Exercise prompt -
Write only the number of lines holding the string "biến".

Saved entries

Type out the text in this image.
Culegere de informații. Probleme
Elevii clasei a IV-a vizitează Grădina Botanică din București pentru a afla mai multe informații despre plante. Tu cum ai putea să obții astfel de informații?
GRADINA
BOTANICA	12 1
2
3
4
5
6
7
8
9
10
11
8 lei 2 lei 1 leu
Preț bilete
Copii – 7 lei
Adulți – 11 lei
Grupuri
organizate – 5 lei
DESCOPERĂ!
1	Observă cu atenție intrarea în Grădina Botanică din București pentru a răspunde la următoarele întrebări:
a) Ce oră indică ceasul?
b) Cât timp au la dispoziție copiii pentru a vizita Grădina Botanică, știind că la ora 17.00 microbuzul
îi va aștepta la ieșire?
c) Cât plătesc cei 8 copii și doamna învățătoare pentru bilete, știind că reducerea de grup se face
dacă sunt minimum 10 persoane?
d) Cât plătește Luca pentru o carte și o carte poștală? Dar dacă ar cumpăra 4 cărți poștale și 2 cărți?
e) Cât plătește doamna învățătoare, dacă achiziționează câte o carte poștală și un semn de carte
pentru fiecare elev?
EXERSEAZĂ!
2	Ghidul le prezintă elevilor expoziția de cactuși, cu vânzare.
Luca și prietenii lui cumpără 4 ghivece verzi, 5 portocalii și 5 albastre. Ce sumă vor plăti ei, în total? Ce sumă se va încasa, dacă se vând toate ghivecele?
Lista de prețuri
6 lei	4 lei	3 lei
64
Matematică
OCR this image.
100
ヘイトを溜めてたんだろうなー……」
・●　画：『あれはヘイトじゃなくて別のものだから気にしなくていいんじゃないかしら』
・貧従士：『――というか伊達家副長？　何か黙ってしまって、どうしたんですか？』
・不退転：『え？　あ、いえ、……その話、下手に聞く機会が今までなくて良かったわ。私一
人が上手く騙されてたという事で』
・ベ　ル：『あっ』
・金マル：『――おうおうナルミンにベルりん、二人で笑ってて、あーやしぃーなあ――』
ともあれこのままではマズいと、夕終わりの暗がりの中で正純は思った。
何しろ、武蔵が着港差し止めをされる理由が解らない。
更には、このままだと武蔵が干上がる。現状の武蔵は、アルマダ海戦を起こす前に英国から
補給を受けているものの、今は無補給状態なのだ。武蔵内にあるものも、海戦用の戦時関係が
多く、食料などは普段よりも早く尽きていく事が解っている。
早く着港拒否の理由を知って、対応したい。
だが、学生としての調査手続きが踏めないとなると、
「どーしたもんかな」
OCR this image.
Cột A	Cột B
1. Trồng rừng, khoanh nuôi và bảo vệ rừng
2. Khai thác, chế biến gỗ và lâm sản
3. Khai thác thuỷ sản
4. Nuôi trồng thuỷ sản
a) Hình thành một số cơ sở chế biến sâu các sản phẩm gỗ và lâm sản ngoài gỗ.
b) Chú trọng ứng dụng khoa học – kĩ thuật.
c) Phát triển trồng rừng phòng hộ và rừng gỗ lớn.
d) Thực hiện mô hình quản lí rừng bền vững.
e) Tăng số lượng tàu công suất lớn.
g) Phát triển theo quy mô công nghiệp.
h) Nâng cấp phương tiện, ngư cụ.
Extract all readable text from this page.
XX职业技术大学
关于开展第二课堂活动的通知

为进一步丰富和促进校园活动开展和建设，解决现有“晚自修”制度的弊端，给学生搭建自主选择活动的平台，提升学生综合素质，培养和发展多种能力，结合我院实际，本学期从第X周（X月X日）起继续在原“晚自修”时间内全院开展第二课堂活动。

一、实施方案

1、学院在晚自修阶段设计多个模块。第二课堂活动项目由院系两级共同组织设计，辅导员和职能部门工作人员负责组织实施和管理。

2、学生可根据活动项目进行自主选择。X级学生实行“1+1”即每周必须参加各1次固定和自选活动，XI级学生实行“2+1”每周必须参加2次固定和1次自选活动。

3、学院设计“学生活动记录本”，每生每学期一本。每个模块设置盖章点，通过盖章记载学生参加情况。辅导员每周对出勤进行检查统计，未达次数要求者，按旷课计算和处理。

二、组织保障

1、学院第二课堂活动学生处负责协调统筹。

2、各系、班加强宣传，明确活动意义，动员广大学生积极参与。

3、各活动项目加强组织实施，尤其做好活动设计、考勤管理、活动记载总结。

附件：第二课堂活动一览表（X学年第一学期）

Task result -
2